> PROBLEM TO WORK ON
Copy out all lines in the data below containing the string "icon".

— Start SOURCE MATERIAL —

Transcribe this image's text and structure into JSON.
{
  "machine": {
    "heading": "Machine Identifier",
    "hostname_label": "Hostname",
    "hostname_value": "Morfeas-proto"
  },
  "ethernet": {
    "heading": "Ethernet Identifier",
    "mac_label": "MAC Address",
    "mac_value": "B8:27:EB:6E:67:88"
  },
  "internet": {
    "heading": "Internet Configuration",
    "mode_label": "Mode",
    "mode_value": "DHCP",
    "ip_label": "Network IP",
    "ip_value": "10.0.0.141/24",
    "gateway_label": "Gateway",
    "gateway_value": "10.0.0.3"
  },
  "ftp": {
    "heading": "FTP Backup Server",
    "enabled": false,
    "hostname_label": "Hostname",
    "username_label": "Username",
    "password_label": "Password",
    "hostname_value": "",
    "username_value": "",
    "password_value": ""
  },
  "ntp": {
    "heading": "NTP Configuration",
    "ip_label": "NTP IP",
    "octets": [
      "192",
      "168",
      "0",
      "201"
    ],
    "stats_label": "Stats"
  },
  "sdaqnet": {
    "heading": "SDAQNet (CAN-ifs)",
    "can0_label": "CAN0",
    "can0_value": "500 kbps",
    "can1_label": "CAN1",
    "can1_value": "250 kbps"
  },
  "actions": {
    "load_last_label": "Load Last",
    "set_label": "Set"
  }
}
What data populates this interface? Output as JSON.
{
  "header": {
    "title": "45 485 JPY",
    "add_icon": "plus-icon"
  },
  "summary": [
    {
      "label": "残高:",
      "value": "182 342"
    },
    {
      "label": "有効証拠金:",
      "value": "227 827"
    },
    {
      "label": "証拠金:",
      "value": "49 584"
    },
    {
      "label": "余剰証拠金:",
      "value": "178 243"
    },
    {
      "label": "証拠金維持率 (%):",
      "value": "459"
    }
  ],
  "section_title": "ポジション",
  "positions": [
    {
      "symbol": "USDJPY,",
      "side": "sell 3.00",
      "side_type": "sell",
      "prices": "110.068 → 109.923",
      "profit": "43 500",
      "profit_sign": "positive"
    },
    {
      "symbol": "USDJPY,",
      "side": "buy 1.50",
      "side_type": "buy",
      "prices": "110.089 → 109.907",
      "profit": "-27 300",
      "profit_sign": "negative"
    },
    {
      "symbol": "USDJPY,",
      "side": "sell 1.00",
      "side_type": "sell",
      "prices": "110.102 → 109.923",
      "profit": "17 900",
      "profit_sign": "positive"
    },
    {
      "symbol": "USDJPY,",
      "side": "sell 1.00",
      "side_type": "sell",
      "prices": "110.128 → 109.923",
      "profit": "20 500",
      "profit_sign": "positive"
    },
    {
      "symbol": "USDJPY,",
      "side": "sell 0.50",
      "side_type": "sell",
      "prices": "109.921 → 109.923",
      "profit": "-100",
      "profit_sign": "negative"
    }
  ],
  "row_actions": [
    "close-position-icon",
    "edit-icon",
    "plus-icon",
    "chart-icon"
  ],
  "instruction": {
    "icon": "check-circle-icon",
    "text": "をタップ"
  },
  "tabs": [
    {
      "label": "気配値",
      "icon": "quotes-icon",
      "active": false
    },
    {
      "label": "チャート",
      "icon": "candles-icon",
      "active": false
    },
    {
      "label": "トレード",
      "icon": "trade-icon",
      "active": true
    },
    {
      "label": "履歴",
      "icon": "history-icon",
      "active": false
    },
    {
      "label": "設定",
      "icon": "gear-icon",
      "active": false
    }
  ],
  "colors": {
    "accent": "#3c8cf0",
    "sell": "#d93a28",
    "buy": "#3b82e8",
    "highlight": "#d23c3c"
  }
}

— End SOURCE MATERIAL —

> EXPECTED ANSWER
    "add_icon": "plus-icon"
    "close-position-icon",
    "edit-icon",
    "plus-icon",
    "chart-icon"
    "icon": "check-circle-icon",
      "icon": "quotes-icon",
      "icon": "candles-icon",
      "icon": "trade-icon",
      "icon": "history-icon",
      "icon": "gear-icon",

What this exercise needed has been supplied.